Collection entries

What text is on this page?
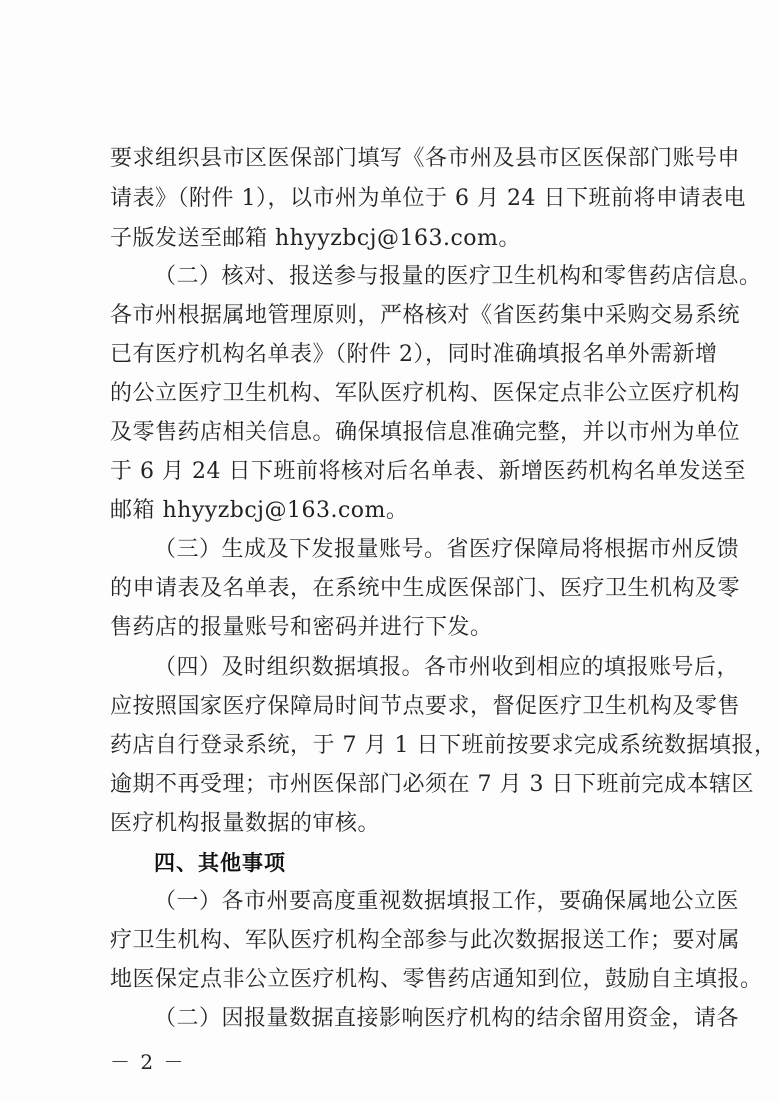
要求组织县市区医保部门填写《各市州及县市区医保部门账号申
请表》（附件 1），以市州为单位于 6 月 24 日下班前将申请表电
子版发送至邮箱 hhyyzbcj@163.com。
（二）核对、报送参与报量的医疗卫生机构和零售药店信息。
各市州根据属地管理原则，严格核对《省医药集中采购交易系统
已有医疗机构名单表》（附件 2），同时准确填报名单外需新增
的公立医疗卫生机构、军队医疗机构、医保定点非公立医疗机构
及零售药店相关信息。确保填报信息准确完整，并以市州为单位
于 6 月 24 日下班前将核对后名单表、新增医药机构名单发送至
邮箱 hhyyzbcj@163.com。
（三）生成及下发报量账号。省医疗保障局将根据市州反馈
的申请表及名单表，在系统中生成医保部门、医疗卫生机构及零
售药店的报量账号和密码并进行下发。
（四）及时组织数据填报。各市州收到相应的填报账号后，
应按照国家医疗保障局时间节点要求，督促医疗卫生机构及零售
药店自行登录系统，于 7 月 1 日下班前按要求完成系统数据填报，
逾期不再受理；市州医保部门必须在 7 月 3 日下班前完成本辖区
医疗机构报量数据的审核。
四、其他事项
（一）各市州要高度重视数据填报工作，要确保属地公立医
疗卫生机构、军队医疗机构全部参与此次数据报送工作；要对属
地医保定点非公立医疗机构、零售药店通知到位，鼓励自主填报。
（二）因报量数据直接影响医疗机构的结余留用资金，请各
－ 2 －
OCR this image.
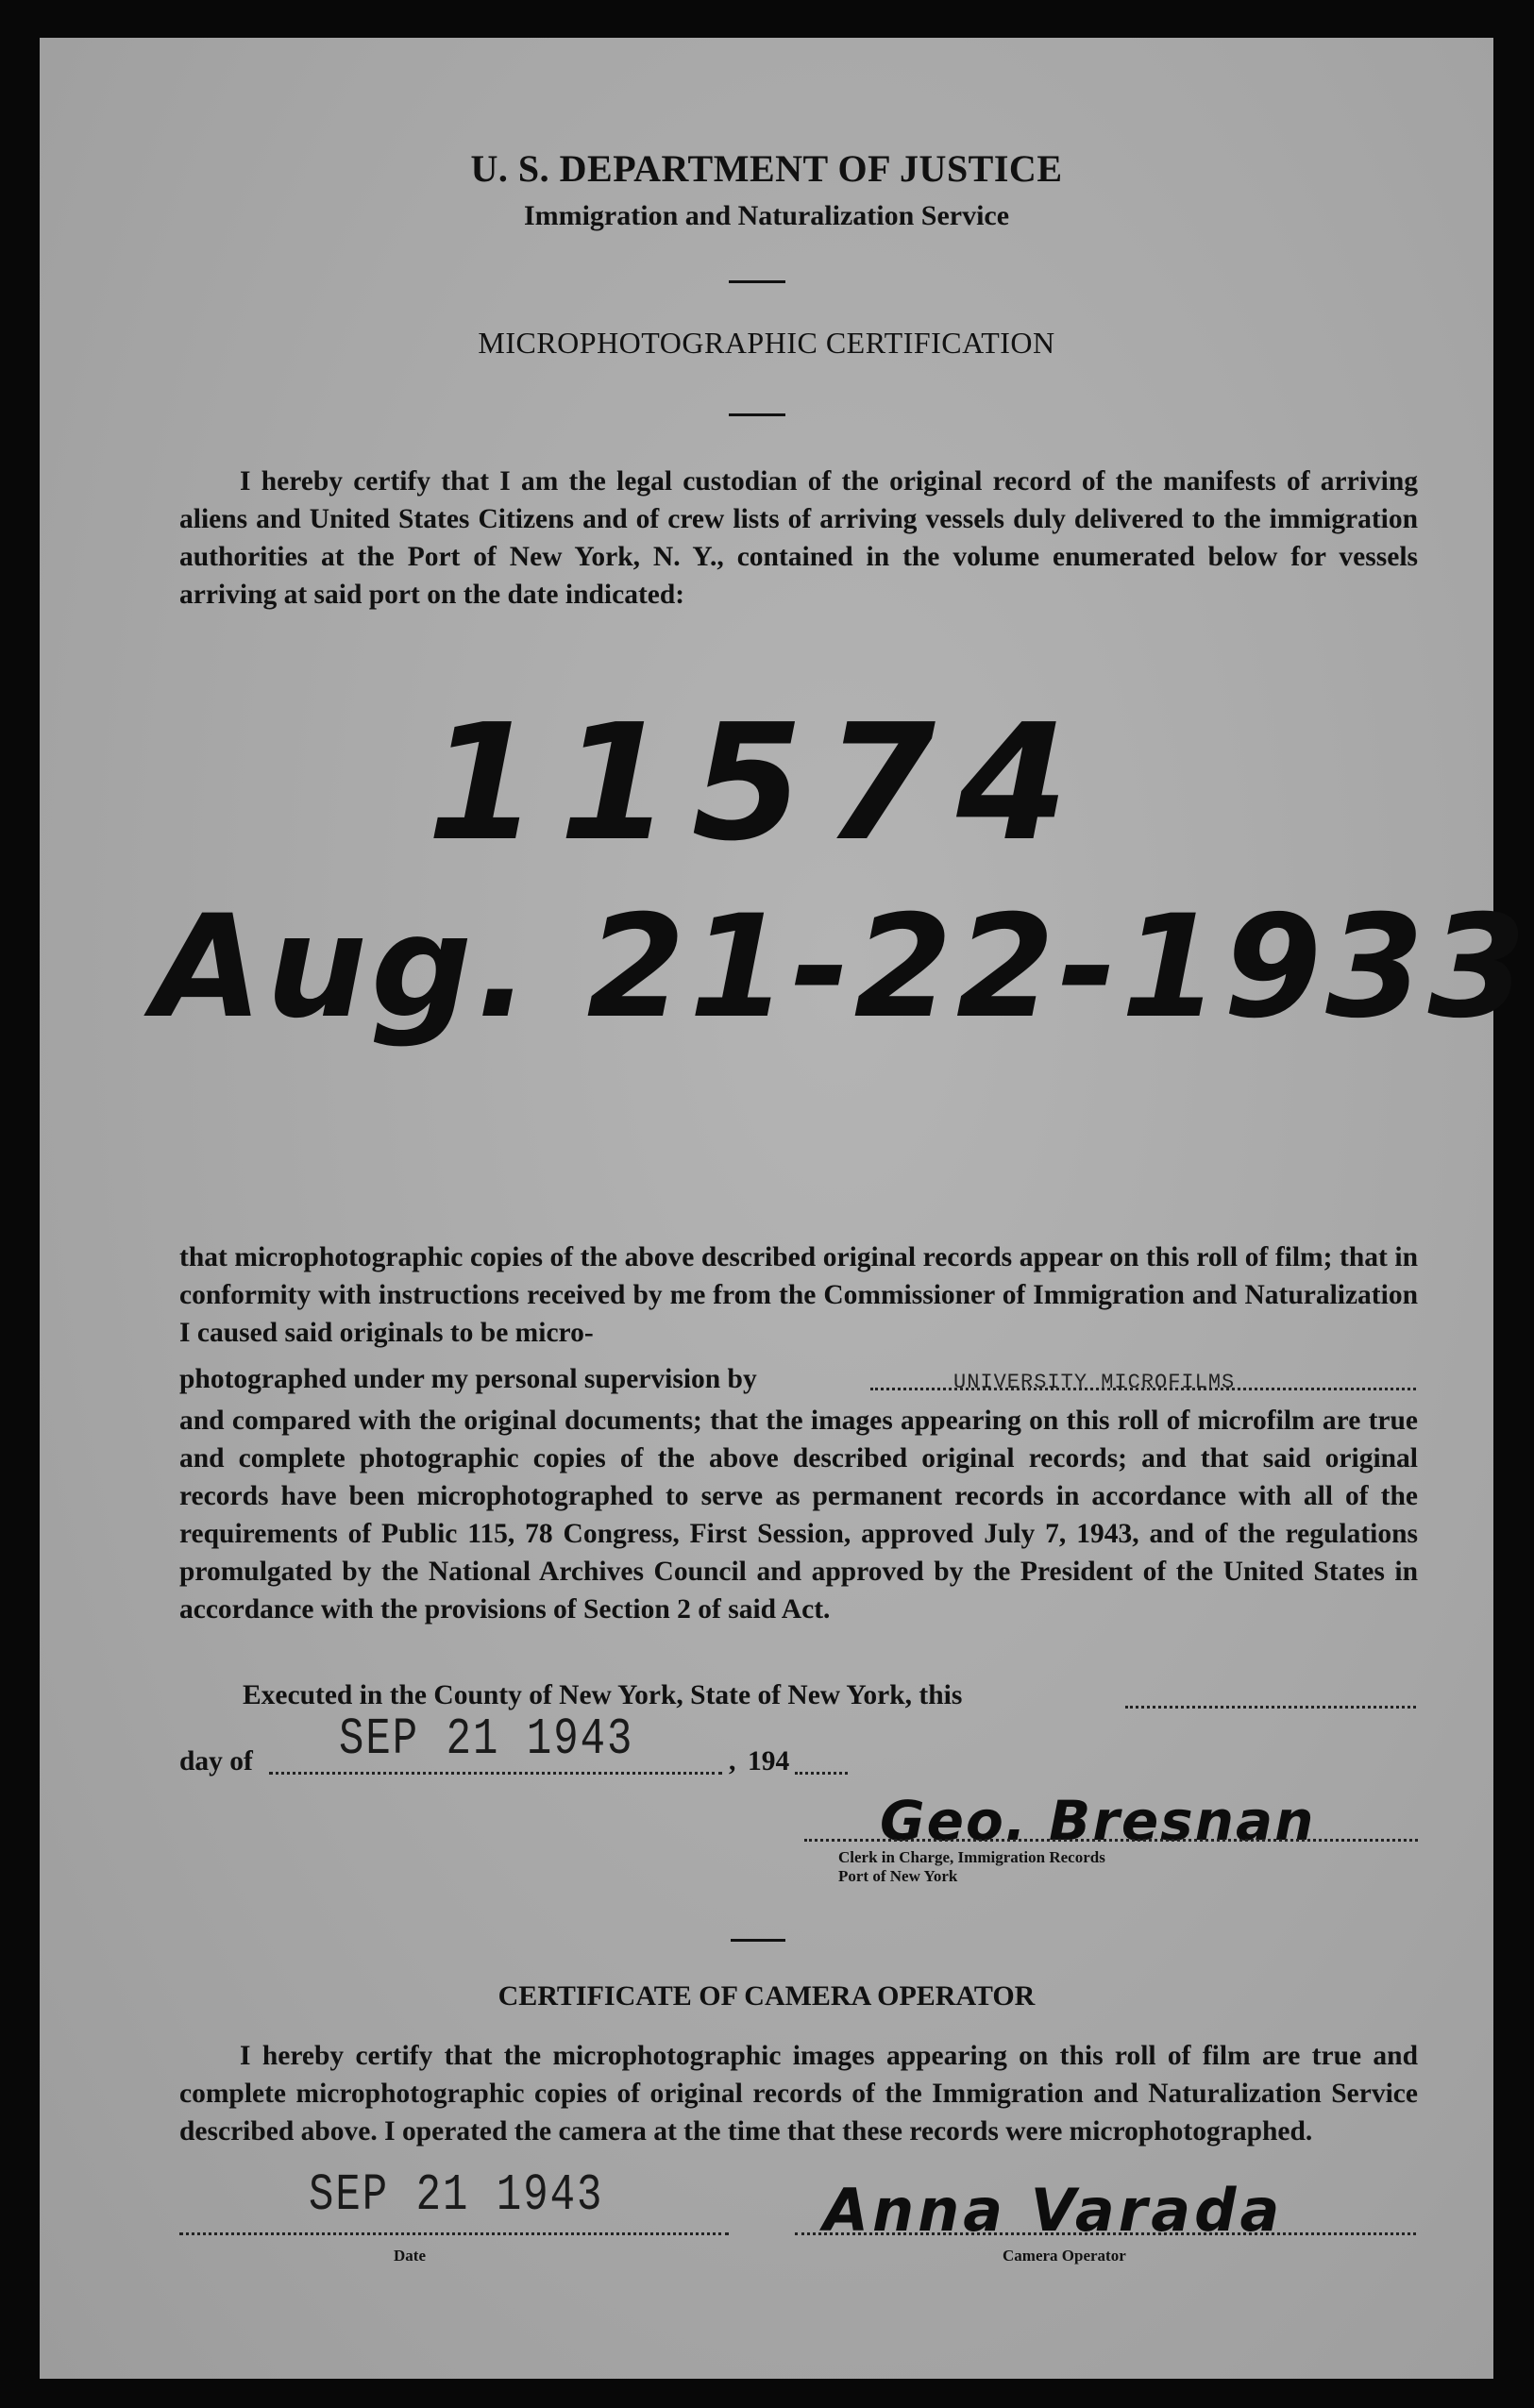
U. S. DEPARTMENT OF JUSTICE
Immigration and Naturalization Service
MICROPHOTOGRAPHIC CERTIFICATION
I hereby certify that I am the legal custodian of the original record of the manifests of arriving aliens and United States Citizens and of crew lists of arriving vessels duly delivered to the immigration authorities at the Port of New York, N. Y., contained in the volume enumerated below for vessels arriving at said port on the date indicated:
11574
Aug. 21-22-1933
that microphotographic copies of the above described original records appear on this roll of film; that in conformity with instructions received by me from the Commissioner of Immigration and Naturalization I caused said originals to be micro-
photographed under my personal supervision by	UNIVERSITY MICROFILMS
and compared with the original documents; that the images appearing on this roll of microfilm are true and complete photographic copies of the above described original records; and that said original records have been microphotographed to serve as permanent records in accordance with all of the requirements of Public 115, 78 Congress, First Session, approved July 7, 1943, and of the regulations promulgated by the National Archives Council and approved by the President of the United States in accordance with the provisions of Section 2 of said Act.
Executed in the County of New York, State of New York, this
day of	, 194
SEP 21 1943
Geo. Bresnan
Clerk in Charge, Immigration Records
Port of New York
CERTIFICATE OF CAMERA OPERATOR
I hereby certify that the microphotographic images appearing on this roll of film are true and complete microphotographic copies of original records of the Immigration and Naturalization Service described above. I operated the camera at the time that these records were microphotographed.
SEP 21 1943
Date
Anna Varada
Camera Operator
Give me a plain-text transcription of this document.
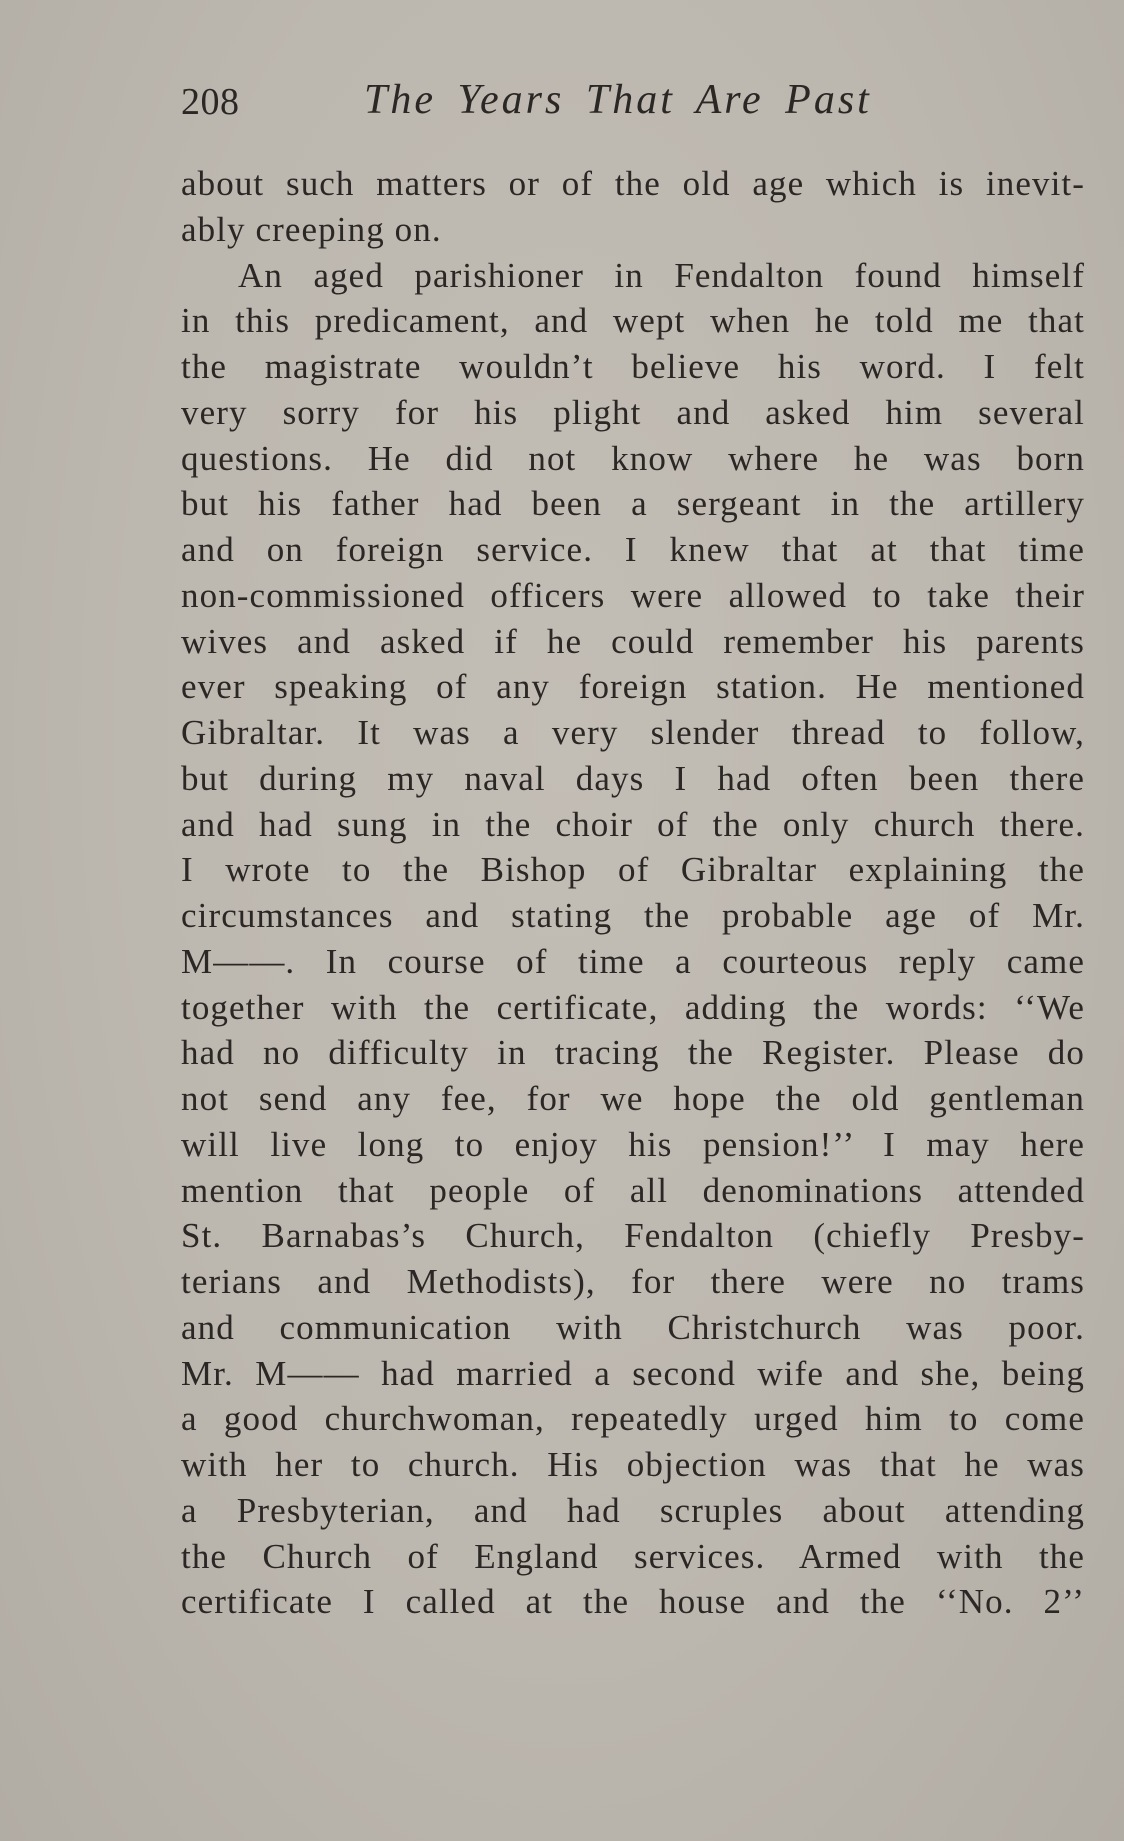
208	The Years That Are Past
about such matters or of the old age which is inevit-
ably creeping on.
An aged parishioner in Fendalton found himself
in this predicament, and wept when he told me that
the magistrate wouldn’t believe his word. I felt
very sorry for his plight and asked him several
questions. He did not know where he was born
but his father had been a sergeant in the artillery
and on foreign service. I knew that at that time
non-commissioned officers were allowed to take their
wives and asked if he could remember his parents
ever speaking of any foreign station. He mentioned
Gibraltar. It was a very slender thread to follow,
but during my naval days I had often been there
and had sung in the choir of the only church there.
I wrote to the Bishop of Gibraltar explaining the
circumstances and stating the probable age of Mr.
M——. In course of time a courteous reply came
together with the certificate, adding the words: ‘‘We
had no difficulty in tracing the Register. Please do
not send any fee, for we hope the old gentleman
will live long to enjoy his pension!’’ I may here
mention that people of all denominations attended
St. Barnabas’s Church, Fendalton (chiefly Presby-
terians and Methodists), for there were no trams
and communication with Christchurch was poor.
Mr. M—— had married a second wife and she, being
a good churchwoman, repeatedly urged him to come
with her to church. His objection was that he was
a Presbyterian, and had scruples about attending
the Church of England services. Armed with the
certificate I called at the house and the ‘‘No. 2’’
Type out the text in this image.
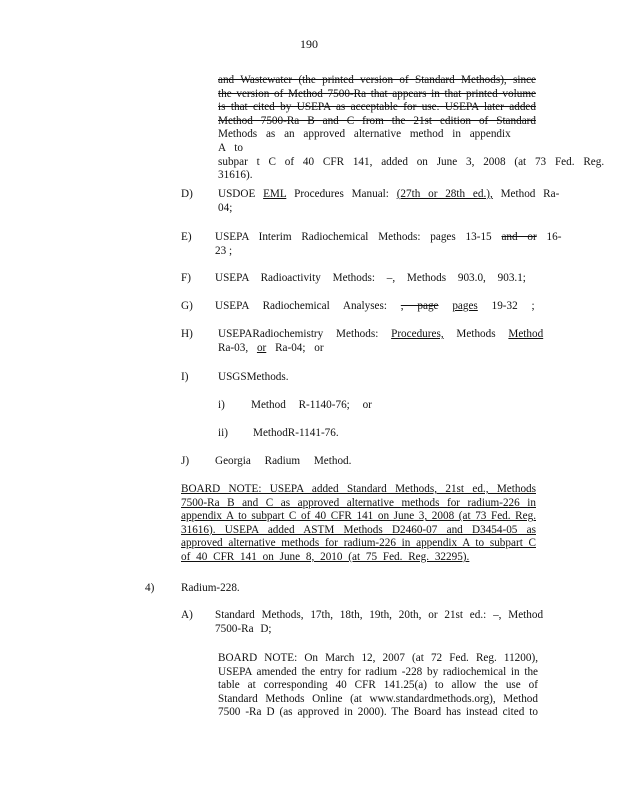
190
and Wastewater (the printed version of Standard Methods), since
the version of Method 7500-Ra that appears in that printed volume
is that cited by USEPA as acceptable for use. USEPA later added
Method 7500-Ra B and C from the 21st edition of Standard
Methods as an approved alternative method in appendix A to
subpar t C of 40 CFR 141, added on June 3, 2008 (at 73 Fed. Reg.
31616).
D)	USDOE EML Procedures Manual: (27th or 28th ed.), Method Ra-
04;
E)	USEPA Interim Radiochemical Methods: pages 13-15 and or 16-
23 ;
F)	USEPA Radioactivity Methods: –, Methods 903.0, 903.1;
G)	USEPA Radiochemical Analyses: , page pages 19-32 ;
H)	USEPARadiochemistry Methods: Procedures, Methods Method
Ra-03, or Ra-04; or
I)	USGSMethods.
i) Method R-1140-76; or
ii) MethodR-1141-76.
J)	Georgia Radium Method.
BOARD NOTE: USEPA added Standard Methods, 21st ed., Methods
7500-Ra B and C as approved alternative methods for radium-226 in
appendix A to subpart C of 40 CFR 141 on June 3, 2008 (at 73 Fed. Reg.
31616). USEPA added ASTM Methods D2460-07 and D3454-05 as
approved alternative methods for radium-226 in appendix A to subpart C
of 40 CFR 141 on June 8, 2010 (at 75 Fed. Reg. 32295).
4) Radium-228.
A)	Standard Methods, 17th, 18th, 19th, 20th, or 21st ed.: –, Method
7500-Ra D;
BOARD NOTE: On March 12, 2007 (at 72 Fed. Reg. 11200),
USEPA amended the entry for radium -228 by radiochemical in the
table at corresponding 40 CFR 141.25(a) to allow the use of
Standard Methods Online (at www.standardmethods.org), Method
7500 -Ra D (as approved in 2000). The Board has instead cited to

#### [Goal]
What is the number of lines in the data holding the word "time"? Reply with that number only.

#### [Result]
3